(Tasks and exercises)
1: Answer these from the spray wax thread:
(a) Which spray sealant does Johnnyopolis call his favorite?
(b) Which two products did MAXI-MILAN try?
(c) Besides working well, what does borinous say about AG Aqua wax?
2: Reproduce the spray wax thread word for word from "but in terms" to "(Apr 14, 2008)".

I tried megs NXT spray wax once and threw it straight in the bin, you can't beat putting it on properly it gives bettter results imho.


----------



## MAXI-MILAN (Oct 26, 2008)

You can Vote now / Multiple Choice Poll .


----------



## MAXI-MILAN (Oct 26, 2008)

I tried Werkstat Acrylic and Carnuba Jett only and I love the Carnuba Jett .


----------



## Dubbed (Aug 31, 2006)

I actually quite like the AG aqua wax, whcih is not on the list. Always made the focus look lovely and shiny!! In the poll i went for DG aqua wax, as have had that before than thought it was very good!


----------



## evotuning (Oct 16, 2009)

Both Optimum products, hovever I wouldn't count OOS as normal spray wax. Also tried DG Aquawax, very good product but IMO slightly worse than OCW.


----------



## Coops (Apr 26, 2008)

Regular user of OOS and am waiting on a delivery of OCW - but have voted for both, don't think I'll be disappointed with OCW.


----------



## gally (May 25, 2008)

Any opinions on durability/beading ect... compared with paste waxes.

Really it comes down to time and the closer we get to winter topping up a good double layer of 476 is ideal for a spray wax/sealent.

I'm hoping good things from Aquartz Reload actually. 

Looking forward to this thread taking shape and some reviews coming to light.


----------



## Johnnyopolis (Oct 25, 2005)

My Favourite Spray Sealant is Zaino Z-8 but you seem to have that missed off your poll :doublesho

 

Thanks, 

Johnny


----------



## Bratwurst (Jan 23, 2009)

Voted CG Blitz because it's my favourite of the bunch, but it's not my favourite of all, that goes to Prima Hydro :thumb:


----------



## domino (Apr 19, 2010)

in terms of QD- has to be Prima Slick, it has polymers in it for a little extra protection

but in terms of a proper spray wax, would have to be Prima Hydro - i used this first wash after picking up my GTR to give it some protection while waiting to do a proper correction, and was amazed how many dealer induced swirls and scratches it hid, in anything other than full sunlight, it didnt even look like it needed a correction

http://www.motoringalliance.com/forums/detailing-supplies/2889-prima-car-care-products.html

http://www.northamericanmotoring.co...1/93020-prima-slick-what-a-great-product.html


----------



## lingus (Apr 14, 2008)

Prima-Hydro for me too, followed by the underrated Ultimate Quik Wax


----------



## borinous (Mar 25, 2010)

Im using AG Aqua wax at the moment and can recommend that. Works well and smells great


----------



## MAXI-MILAN (Oct 26, 2008)

Johnnyopolis said:


> My Favourite Spray Sealant is Zaino Z-8 but you seem to have that missed off your poll :doublesho
> 
> 
> 
> ...

Element region listings:
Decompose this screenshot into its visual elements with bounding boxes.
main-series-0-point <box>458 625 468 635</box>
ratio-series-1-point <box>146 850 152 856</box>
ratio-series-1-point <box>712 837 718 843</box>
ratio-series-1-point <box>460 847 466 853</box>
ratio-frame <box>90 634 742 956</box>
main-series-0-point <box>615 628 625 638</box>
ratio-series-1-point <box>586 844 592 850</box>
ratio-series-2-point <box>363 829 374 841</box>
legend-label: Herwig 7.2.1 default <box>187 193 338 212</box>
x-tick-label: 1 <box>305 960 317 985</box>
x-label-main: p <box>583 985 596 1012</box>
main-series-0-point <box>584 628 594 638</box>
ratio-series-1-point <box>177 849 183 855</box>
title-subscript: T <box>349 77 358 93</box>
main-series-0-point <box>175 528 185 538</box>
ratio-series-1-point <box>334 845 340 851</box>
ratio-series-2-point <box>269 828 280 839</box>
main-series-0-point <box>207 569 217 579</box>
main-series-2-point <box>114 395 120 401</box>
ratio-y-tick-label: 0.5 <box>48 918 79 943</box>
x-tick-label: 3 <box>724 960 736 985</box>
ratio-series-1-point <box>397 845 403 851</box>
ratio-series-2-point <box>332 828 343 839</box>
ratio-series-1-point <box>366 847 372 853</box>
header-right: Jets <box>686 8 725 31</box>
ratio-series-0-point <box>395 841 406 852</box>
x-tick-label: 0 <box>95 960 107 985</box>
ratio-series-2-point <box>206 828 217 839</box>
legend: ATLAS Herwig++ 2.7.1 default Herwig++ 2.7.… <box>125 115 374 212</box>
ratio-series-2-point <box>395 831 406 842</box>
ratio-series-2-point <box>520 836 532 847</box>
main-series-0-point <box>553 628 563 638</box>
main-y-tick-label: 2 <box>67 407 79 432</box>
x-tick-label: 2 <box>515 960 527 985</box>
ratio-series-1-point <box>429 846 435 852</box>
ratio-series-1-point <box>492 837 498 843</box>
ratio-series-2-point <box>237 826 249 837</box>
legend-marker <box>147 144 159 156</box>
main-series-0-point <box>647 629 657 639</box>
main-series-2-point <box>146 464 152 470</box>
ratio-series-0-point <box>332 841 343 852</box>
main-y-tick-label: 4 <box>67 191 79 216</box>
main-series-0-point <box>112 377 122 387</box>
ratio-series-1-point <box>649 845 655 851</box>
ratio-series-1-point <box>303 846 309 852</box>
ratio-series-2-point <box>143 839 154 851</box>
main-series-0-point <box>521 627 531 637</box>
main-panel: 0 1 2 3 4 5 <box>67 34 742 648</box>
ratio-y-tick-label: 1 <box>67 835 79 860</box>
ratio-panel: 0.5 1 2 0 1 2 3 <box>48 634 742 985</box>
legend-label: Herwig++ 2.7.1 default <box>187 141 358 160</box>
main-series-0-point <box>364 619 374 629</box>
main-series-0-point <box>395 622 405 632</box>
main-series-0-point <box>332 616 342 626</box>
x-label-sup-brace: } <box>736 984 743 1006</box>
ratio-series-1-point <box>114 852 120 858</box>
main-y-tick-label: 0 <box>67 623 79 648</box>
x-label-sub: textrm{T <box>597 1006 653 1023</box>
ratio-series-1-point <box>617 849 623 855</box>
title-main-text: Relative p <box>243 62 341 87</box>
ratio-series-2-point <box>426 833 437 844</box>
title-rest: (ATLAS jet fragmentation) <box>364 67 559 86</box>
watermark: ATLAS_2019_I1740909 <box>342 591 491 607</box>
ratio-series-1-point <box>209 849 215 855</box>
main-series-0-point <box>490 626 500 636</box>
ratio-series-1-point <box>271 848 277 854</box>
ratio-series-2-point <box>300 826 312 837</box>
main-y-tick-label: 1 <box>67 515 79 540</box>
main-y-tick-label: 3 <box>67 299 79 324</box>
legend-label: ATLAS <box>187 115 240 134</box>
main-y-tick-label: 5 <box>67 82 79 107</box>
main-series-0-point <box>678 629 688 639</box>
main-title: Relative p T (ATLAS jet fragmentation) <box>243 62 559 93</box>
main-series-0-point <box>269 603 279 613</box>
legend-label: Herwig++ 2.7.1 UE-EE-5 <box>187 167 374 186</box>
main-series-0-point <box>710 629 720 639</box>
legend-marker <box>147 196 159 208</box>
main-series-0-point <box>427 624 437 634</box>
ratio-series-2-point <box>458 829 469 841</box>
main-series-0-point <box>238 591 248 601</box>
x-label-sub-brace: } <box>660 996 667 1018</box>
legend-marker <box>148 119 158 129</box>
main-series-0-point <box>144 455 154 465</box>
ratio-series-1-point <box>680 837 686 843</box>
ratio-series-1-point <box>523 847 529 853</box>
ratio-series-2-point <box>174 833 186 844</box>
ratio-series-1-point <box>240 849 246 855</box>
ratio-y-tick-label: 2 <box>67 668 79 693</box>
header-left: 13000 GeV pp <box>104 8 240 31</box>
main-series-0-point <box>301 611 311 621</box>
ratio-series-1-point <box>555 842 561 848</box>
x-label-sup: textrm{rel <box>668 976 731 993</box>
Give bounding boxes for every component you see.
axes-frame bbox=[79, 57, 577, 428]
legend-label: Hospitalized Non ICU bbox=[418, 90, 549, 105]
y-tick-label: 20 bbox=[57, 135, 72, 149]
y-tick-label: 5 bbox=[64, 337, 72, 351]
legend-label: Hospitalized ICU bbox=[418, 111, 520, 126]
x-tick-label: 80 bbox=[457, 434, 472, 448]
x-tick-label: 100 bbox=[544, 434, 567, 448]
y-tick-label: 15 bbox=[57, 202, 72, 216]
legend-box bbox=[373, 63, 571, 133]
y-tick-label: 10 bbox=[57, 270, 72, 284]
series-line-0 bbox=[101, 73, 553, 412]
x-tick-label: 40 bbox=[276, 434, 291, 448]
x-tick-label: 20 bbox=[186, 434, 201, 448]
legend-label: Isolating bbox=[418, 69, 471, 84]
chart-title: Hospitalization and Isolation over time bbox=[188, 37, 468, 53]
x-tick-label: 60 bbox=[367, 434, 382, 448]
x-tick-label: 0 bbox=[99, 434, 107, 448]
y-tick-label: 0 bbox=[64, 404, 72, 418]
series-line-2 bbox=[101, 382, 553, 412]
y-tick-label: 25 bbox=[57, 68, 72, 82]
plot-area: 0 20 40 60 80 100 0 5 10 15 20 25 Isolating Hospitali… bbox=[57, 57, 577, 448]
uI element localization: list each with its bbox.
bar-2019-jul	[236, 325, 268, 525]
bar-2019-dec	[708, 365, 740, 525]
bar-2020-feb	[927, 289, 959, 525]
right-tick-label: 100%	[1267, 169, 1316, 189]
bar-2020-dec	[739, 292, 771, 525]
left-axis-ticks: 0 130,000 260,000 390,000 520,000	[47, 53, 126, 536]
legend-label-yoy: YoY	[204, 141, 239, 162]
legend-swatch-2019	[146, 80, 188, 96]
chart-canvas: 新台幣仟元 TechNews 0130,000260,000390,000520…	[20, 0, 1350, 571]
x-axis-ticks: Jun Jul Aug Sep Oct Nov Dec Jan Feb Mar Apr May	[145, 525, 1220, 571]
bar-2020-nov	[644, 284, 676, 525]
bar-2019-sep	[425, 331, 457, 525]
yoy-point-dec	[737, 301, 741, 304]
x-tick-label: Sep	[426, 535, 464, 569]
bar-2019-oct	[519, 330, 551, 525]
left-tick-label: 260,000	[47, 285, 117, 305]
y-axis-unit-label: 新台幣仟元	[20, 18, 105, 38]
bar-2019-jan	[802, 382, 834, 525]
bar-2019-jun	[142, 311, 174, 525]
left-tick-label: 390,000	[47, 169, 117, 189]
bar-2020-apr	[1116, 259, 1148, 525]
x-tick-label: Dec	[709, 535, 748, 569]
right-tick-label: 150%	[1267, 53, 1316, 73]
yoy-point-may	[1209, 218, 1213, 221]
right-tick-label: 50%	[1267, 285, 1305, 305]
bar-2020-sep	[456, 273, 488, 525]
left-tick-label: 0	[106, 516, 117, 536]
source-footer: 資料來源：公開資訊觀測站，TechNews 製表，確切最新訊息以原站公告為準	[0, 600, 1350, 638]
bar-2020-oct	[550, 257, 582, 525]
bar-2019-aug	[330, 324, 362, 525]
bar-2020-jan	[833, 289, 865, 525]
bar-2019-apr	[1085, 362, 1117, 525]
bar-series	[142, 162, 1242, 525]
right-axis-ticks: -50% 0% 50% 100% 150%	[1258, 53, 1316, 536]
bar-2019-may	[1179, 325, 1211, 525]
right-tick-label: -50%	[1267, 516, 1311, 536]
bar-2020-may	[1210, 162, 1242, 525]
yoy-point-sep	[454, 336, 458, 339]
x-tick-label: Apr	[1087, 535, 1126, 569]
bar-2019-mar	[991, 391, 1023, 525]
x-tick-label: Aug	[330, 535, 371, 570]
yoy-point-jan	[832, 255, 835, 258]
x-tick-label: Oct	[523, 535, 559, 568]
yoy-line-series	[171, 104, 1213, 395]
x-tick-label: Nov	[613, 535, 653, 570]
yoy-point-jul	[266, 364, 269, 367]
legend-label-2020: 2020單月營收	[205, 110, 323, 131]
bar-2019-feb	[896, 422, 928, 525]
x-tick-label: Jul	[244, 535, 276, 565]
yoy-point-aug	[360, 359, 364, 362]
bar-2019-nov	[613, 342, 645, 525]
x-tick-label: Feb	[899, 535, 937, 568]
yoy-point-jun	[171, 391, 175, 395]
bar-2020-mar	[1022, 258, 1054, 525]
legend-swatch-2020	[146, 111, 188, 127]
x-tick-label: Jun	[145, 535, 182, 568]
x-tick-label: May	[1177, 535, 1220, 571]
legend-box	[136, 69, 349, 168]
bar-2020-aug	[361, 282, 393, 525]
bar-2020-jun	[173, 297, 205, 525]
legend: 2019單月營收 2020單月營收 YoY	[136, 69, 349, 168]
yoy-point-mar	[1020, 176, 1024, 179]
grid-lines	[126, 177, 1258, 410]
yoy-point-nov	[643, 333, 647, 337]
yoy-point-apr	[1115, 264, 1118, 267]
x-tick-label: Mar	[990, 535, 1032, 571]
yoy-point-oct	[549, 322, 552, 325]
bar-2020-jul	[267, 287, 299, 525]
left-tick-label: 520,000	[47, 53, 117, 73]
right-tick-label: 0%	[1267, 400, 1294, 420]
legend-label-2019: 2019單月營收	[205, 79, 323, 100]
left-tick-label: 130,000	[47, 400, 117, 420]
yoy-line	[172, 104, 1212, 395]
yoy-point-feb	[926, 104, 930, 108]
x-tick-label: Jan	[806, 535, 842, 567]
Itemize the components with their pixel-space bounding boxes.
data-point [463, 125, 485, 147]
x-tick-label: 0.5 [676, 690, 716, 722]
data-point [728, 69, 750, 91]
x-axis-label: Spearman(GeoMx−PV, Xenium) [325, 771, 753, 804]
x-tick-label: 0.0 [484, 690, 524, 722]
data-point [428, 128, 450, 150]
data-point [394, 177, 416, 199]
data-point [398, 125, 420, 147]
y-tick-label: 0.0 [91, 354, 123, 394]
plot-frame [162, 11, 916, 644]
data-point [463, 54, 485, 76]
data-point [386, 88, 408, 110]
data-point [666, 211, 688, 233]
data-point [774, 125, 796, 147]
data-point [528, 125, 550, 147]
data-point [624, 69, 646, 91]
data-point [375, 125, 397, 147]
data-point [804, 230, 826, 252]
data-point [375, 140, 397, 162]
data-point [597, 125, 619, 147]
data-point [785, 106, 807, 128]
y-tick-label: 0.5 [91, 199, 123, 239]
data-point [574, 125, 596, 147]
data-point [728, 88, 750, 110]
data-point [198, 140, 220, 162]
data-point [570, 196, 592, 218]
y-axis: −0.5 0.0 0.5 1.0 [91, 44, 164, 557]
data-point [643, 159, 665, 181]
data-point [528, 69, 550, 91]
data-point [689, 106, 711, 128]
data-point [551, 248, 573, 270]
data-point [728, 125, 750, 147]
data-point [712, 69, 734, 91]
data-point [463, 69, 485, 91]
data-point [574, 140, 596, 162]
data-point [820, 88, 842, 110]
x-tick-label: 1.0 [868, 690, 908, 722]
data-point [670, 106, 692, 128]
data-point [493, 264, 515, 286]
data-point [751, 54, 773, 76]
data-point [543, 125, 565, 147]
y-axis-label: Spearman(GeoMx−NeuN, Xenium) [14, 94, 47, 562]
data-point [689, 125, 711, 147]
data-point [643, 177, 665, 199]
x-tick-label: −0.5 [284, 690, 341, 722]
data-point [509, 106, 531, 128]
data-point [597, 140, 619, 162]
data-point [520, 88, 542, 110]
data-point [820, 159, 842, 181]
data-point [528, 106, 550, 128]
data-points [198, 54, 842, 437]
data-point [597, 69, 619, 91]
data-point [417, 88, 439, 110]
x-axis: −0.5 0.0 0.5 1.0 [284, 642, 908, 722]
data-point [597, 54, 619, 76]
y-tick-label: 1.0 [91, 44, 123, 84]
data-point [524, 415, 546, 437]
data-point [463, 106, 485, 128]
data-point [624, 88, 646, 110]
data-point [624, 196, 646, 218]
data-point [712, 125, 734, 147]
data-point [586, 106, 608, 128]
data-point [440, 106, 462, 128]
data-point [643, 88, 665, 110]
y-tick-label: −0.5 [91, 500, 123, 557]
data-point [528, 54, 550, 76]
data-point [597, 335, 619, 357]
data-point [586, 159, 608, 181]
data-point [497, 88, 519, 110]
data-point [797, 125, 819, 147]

(Written answers)
1:
(a) Zaino Z-8
(b) Werkstat Acrylic and Carnuba Jett
(c) It smells great.

2:
but in terms of a proper spray wax, would have to be Prima Hydro - i used this first wash after picking up my GTR to give it some protection while waiting to do a proper correction, and was amazed how many dealer induced swirls and scratches it hid, in anything other than full sunlight, it didnt even look like it needed a correction

http://www.motoringalliance.com/forums/detailing-supplies/2889-prima-car-care-products.html

http://www.northamericanmotoring.co...1/93020-prima-slick-what-a-great-product.html


----------



## lingus (Apr 14, 2008)